[Stored data]
— Start —

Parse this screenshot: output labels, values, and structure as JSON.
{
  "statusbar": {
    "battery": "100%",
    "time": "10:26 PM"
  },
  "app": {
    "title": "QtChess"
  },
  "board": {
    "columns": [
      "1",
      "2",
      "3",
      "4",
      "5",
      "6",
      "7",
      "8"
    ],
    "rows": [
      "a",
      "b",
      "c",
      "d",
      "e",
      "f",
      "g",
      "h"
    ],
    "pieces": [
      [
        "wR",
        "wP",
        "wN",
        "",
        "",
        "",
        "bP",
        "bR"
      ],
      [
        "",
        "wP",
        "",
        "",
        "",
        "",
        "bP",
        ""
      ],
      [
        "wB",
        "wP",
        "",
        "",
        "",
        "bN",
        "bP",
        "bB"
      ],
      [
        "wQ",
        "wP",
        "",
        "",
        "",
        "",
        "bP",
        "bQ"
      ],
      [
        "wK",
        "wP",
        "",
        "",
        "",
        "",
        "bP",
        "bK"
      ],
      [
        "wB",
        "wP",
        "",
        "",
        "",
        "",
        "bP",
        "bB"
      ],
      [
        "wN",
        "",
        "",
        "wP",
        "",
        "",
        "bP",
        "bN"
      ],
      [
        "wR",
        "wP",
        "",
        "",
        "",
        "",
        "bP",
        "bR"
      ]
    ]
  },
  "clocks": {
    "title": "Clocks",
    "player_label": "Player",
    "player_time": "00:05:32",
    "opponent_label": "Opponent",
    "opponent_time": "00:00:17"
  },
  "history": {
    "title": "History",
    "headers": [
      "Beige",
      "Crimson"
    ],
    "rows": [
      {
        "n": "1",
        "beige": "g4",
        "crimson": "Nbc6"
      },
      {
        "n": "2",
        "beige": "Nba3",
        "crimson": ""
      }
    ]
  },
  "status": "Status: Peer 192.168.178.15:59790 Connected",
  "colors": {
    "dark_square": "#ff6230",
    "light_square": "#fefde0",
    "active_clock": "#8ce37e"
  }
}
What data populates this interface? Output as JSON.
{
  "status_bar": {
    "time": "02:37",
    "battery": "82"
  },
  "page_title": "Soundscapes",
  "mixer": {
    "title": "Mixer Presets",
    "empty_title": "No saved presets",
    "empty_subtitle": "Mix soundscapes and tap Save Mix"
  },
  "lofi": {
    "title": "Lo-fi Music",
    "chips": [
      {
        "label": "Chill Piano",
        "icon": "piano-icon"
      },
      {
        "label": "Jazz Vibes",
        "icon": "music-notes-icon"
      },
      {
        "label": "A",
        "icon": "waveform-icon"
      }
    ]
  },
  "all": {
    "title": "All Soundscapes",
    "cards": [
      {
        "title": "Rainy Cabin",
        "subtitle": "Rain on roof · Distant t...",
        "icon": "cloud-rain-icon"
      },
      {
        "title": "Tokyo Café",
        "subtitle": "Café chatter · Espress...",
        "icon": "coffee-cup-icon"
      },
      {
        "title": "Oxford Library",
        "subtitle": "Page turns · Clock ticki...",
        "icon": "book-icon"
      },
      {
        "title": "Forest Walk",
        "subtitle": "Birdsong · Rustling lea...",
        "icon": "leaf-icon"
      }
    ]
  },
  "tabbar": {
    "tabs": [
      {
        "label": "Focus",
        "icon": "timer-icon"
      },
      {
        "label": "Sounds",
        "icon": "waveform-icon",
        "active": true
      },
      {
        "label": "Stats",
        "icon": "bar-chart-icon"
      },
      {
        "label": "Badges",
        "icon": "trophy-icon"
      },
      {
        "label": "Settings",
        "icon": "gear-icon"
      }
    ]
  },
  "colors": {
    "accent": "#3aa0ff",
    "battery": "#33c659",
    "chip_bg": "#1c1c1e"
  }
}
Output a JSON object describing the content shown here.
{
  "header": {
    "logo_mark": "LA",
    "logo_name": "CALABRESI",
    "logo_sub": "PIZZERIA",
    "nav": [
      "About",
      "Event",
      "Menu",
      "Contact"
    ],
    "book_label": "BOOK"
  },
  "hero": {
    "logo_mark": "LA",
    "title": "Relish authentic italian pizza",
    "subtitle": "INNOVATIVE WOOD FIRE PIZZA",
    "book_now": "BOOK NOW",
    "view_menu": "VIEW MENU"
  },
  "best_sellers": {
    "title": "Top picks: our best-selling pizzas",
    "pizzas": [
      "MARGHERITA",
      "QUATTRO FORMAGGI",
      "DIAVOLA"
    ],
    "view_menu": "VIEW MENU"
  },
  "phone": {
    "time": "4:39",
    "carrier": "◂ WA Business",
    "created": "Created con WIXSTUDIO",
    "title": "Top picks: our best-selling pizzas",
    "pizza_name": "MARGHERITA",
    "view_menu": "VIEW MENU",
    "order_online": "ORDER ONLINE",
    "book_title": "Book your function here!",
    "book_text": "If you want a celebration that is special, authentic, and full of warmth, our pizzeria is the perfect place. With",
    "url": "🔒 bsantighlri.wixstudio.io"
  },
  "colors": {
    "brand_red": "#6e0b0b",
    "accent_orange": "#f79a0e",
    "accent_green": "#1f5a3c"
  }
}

— End —

Short problem
From the records above, extract everything verbatim.

Solution to the problem
Parse this screenshot: output labels, values, and structure as JSON.
{
  "statusbar": {
    "battery": "100%",
    "time": "10:26 PM"
  },
  "app": {
    "title": "QtChess"
  },
  "board": {
    "columns": [
      "1",
      "2",
      "3",
      "4",
      "5",
      "6",
      "7",
      "8"
    ],
    "rows": [
      "a",
      "b",
      "c",
      "d",
      "e",
      "f",
      "g",
      "h"
    ],
    "pieces": [
      [
        "wR",
        "wP",
        "wN",
        "",
        "",
        "",
        "bP",
        "bR"
      ],
      [
        "",
        "wP",
        "",
        "",
        "",
        "",
        "bP",
        ""
      ],
      [
        "wB",
        "wP",
        "",
        "",
        "",
        "bN",
        "bP",
        "bB"
      ],
      [
        "wQ",
        "wP",
        "",
        "",
        "",
        "",
        "bP",
        "bQ"
      ],
      [
        "wK",
        "wP",
        "",
        "",
        "",
        "",
        "bP",
        "bK"
      ],
      [
        "wB",
        "wP",
        "",
        "",
        "",
        "",
        "bP",
        "bB"
      ],
      [
        "wN",
        "",
        "",
        "wP",
        "",
        "",
        "bP",
        "bN"
      ],
      [
        "wR",
        "wP",
        "",
        "",
        "",
        "",
        "bP",
        "bR"
      ]
    ]
  },
  "clocks": {
    "title": "Clocks",
    "player_label": "Player",
    "player_time": "00:05:32",
    "opponent_label": "Opponent",
    "opponent_time": "00:00:17"
  },
  "history": {
    "title": "History",
    "headers": [
      "Beige",
      "Crimson"
    ],
    "rows": [
      {
        "n": "1",
        "beige": "g4",
        "crimson": "Nbc6"
      },
      {
        "n": "2",
        "beige": "Nba3",
        "crimson": ""
      }
    ]
  },
  "status": "Status: Peer 192.168.178.15:59790 Connected",
  "colors": {
    "dark_square": "#ff6230",
    "light_square": "#fefde0",
    "active_clock": "#8ce37e"
  }
}
What data populates this interface? Output as JSON.
{
  "status_bar": {
    "time": "02:37",
    "battery": "82"
  },
  "page_title": "Soundscapes",
  "mixer": {
    "title": "Mixer Presets",
    "empty_title": "No saved presets",
    "empty_subtitle": "Mix soundscapes and tap Save Mix"
  },
  "lofi": {
    "title": "Lo-fi Music",
    "chips": [
      {
        "label": "Chill Piano",
        "icon": "piano-icon"
      },
      {
        "label": "Jazz Vibes",
        "icon": "music-notes-icon"
      },
      {
        "label": "A",
        "icon": "waveform-icon"
      }
    ]
  },
  "all": {
    "title": "All Soundscapes",
    "cards": [
      {
        "title": "Rainy Cabin",
        "subtitle": "Rain on roof · Distant t...",
        "icon": "cloud-rain-icon"
      },
      {
        "title": "Tokyo Café",
        "subtitle": "Café chatter · Espress...",
        "icon": "coffee-cup-icon"
      },
      {
        "title": "Oxford Library",
        "subtitle": "Page turns · Clock ticki...",
        "icon": "book-icon"
      },
      {
        "title": "Forest Walk",
        "subtitle": "Birdsong · Rustling lea...",
        "icon": "leaf-icon"
      }
    ]
  },
  "tabbar": {
    "tabs": [
      {
        "label": "Focus",
        "icon": "timer-icon"
      },
      {
        "label": "Sounds",
        "icon": "waveform-icon",
        "active": true
      },
      {
        "label": "Stats",
        "icon": "bar-chart-icon"
      },
      {
        "label": "Badges",
        "icon": "trophy-icon"
      },
      {
        "label": "Settings",
        "icon": "gear-icon"
      }
    ]
  },
  "colors": {
    "accent": "#3aa0ff",
    "battery": "#33c659",
    "chip_bg": "#1c1c1e"
  }
}
Output a JSON object describing the content shown here.
{
  "header": {
    "logo_mark": "LA",
    "logo_name": "CALABRESI",
    "logo_sub": "PIZZERIA",
    "nav": [
      "About",
      "Event",
      "Menu",
      "Contact"
    ],
    "book_label": "BOOK"
  },
  "hero": {
    "logo_mark": "LA",
    "title": "Relish authentic italian pizza",
    "subtitle": "INNOVATIVE WOOD FIRE PIZZA",
    "book_now": "BOOK NOW",
    "view_menu": "VIEW MENU"
  },
  "best_sellers": {
    "title": "Top picks: our best-selling pizzas",
    "pizzas": [
      "MARGHERITA",
      "QUATTRO FORMAGGI",
      "DIAVOLA"
    ],
    "view_menu": "VIEW MENU"
  },
  "phone": {
    "time": "4:39",
    "carrier": "◂ WA Business",
    "created": "Created con WIXSTUDIO",
    "title": "Top picks: our best-selling pizzas",
    "pizza_name": "MARGHERITA",
    "view_menu": "VIEW MENU",
    "order_online": "ORDER ONLINE",
    "book_title": "Book your function here!",
    "book_text": "If you want a celebration that is special, authentic, and full of warmth, our pizzeria is the perfect place. With",
    "url": "🔒 bsantighlri.wixstudio.io"
  },
  "colors": {
    "brand_red": "#6e0b0b",
    "accent_orange": "#f79a0e",
    "accent_green": "#1f5a3c"
  }
}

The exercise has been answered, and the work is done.